[Listed records start]
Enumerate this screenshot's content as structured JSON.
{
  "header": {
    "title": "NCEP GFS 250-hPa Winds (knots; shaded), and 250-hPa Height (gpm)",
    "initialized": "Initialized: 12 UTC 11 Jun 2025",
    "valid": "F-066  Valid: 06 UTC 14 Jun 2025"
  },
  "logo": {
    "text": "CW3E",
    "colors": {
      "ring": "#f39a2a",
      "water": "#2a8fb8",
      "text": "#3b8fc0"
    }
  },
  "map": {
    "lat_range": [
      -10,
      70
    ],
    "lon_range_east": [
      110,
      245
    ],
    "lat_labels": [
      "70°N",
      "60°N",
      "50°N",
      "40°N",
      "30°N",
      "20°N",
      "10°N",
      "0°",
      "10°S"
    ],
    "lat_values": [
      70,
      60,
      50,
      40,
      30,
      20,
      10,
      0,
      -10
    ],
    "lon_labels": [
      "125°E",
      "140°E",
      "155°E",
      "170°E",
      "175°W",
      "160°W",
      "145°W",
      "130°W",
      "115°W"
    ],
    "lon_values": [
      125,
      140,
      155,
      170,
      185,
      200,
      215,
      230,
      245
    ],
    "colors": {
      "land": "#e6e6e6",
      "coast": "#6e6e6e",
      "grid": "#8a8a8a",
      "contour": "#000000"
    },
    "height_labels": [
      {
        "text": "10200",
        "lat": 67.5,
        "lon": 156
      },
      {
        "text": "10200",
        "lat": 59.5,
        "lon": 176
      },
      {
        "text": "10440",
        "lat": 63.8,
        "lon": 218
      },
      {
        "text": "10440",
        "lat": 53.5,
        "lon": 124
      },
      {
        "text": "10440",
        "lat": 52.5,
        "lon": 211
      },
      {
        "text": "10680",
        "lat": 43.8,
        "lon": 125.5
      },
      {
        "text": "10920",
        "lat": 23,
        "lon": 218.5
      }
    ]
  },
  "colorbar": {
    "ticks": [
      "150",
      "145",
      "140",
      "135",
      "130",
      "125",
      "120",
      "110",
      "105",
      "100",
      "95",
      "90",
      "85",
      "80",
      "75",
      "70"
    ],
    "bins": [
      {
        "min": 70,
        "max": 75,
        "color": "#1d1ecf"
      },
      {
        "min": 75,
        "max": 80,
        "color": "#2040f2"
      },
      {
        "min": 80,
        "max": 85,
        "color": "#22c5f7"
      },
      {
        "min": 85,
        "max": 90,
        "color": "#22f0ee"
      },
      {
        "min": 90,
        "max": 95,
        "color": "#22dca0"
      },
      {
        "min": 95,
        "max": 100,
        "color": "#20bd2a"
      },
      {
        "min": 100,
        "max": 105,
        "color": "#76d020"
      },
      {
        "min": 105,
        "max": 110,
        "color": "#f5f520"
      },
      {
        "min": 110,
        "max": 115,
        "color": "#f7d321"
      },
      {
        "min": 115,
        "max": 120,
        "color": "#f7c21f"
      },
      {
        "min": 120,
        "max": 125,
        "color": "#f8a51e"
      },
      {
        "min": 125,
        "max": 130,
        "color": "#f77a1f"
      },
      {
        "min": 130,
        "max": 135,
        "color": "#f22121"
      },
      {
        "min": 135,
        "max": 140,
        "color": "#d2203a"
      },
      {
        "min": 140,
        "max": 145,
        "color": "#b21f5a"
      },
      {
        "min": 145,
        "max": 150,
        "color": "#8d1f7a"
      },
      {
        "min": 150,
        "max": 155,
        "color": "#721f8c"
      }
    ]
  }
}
[Listed records end]
Each record above should be repeated exactly as it appears.

Enumerate this screenshot's content as structured JSON.
{
  "header": {
    "title": "NCEP GFS 250-hPa Winds (knots; shaded), and 250-hPa Height (gpm)",
    "initialized": "Initialized: 12 UTC 11 Jun 2025",
    "valid": "F-066  Valid: 06 UTC 14 Jun 2025"
  },
  "logo": {
    "text": "CW3E",
    "colors": {
      "ring": "#f39a2a",
      "water": "#2a8fb8",
      "text": "#3b8fc0"
    }
  },
  "map": {
    "lat_range": [
      -10,
      70
    ],
    "lon_range_east": [
      110,
      245
    ],
    "lat_labels": [
      "70°N",
      "60°N",
      "50°N",
      "40°N",
      "30°N",
      "20°N",
      "10°N",
      "0°",
      "10°S"
    ],
    "lat_values": [
      70,
      60,
      50,
      40,
      30,
      20,
      10,
      0,
      -10
    ],
    "lon_labels": [
      "125°E",
      "140°E",
      "155°E",
      "170°E",
      "175°W",
      "160°W",
      "145°W",
      "130°W",
      "115°W"
    ],
    "lon_values": [
      125,
      140,
      155,
      170,
      185,
      200,
      215,
      230,
      245
    ],
    "colors": {
      "land": "#e6e6e6",
      "coast": "#6e6e6e",
      "grid": "#8a8a8a",
      "contour": "#000000"
    },
    "height_labels": [
      {
        "text": "10200",
        "lat": 67.5,
        "lon": 156
      },
      {
        "text": "10200",
        "lat": 59.5,
        "lon": 176
      },
      {
        "text": "10440",
        "lat": 63.8,
        "lon": 218
      },
      {
        "text": "10440",
        "lat": 53.5,
        "lon": 124
      },
      {
        "text": "10440",
        "lat": 52.5,
        "lon": 211
      },
      {
        "text": "10680",
        "lat": 43.8,
        "lon": 125.5
      },
      {
        "text": "10920",
        "lat": 23,
        "lon": 218.5
      }
    ]
  },
  "colorbar": {
    "ticks": [
      "150",
      "145",
      "140",
      "135",
      "130",
      "125",
      "120",
      "110",
      "105",
      "100",
      "95",
      "90",
      "85",
      "80",
      "75",
      "70"
    ],
    "bins": [
      {
        "min": 70,
        "max": 75,
        "color": "#1d1ecf"
      },
      {
        "min": 75,
        "max": 80,
        "color": "#2040f2"
      },
      {
        "min": 80,
        "max": 85,
        "color": "#22c5f7"
      },
      {
        "min": 85,
        "max": 90,
        "color": "#22f0ee"
      },
      {
        "min": 90,
        "max": 95,
        "color": "#22dca0"
      },
      {
        "min": 95,
        "max": 100,
        "color": "#20bd2a"
      },
      {
        "min": 100,
        "max": 105,
        "color": "#76d020"
      },
      {
        "min": 105,
        "max": 110,
        "color": "#f5f520"
      },
      {
        "min": 110,
        "max": 115,
        "color": "#f7d321"
      },
      {
        "min": 115,
        "max": 120,
        "color": "#f7c21f"
      },
      {
        "min": 120,
        "max": 125,
        "color": "#f8a51e"
      },
      {
        "min": 125,
        "max": 130,
        "color": "#f77a1f"
      },
      {
        "min": 130,
        "max": 135,
        "color": "#f22121"
      },
      {
        "min": 135,
        "max": 140,
        "color": "#d2203a"
      },
      {
        "min": 140,
        "max": 145,
        "color": "#b21f5a"
      },
      {
        "min": 145,
        "max": 150,
        "color": "#8d1f7a"
      },
      {
        "min": 150,
        "max": 155,
        "color": "#721f8c"
      }
    ]
  }
}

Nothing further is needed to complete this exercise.